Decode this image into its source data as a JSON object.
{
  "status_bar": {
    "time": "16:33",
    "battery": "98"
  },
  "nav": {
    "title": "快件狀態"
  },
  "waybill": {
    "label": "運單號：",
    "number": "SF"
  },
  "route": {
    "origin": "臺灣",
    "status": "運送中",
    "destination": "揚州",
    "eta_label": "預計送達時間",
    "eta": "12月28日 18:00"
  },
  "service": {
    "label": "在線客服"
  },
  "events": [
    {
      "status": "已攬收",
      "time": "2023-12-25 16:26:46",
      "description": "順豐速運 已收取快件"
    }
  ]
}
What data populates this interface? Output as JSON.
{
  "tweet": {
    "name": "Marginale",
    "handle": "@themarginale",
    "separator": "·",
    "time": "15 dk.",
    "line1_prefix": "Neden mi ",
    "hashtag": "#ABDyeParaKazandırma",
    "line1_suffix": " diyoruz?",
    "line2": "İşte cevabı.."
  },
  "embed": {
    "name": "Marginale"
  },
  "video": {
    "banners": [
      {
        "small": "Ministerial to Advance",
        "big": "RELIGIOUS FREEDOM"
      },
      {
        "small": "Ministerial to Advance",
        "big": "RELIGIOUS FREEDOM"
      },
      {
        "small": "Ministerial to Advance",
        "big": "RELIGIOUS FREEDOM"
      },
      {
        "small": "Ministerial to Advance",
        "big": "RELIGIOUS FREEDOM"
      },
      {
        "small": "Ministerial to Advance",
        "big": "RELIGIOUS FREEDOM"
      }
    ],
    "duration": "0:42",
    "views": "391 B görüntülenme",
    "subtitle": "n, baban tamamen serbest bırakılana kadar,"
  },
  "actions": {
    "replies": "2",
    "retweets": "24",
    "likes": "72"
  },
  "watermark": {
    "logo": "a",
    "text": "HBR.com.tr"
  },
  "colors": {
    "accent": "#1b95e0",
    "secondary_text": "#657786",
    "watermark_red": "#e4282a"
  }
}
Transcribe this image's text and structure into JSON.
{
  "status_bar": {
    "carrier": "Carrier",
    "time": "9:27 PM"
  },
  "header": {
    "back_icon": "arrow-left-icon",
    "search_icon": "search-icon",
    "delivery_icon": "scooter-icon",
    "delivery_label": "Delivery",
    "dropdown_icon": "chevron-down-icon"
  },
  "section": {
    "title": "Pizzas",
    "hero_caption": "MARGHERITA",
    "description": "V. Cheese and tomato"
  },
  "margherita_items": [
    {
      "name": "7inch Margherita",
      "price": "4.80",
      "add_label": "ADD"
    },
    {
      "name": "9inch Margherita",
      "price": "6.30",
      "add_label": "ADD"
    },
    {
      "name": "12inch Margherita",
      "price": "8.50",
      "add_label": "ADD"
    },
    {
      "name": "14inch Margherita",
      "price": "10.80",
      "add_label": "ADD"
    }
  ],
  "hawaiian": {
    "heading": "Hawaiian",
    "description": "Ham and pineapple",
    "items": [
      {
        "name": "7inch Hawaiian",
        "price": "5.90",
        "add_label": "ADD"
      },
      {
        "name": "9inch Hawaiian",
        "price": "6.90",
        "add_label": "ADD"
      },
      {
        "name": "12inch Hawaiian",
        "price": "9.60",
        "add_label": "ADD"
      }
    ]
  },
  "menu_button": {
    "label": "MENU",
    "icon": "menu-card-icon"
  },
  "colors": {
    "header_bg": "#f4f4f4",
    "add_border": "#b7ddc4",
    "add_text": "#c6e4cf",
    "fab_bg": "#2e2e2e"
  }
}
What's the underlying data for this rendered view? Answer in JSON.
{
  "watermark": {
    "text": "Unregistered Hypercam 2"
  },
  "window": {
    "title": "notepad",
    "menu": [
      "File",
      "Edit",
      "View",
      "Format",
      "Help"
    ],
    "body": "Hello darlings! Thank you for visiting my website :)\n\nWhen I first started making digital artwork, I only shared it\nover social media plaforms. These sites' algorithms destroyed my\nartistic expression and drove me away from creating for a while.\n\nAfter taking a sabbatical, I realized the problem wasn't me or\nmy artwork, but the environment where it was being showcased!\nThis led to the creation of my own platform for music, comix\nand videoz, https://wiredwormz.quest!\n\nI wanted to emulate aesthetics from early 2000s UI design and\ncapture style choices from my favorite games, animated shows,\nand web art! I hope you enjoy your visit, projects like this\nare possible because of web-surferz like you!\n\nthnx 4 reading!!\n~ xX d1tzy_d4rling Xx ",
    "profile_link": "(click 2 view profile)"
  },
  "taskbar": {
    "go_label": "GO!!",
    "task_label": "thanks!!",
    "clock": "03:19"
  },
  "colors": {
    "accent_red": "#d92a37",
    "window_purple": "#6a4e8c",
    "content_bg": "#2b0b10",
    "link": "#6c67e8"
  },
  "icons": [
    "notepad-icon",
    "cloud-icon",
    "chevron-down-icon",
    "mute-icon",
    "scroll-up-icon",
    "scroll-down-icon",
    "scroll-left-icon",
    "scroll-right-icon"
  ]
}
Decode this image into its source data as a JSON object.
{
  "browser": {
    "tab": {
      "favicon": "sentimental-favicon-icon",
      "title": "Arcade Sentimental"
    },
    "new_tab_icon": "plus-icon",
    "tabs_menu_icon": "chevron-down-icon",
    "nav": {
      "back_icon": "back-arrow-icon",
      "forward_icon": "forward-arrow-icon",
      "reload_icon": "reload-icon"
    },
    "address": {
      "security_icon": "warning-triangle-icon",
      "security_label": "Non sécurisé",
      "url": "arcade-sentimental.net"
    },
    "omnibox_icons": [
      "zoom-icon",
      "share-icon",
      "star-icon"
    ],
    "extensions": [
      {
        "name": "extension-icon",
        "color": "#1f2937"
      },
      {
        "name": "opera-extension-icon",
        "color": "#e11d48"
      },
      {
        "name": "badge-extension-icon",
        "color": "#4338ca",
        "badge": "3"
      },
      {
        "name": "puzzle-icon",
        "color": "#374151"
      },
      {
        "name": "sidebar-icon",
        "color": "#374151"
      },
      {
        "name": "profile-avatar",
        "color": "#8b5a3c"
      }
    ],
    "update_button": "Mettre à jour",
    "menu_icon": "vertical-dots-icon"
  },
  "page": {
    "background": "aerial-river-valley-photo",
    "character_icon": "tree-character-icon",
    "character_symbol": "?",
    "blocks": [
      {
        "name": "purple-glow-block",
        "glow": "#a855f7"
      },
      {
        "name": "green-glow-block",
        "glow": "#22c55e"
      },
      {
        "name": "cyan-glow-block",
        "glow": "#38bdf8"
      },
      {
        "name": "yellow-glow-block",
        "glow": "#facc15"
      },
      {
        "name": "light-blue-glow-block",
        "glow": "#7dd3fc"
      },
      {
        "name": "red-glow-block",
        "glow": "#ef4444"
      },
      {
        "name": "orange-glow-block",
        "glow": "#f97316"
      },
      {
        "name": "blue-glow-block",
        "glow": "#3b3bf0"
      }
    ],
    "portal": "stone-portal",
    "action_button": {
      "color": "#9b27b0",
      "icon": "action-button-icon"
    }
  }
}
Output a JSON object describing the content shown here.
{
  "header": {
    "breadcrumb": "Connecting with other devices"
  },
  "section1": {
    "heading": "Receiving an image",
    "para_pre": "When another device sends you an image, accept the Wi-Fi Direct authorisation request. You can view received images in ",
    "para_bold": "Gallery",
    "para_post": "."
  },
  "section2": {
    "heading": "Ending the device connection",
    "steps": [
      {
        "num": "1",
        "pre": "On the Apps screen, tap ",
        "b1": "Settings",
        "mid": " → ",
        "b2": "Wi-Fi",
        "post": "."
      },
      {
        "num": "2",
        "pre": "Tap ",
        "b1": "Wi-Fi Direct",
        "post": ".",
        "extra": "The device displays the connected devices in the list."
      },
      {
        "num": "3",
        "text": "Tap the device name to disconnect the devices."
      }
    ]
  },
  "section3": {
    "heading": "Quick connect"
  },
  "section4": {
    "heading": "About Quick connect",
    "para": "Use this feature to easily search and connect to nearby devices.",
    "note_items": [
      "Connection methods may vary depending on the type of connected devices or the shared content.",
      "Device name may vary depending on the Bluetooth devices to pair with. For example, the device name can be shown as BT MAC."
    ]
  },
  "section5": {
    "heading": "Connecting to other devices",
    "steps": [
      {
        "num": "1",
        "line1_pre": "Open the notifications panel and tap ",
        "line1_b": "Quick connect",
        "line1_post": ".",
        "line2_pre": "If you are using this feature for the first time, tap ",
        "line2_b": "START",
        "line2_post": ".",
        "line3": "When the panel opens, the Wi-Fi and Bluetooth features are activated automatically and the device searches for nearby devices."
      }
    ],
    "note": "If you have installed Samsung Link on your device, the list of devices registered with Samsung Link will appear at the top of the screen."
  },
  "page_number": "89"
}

---*---

• WHAT TO WORK ON:
Count every line bearing the word "your"; report the total only.

• ANSWER TO THE TASK:
2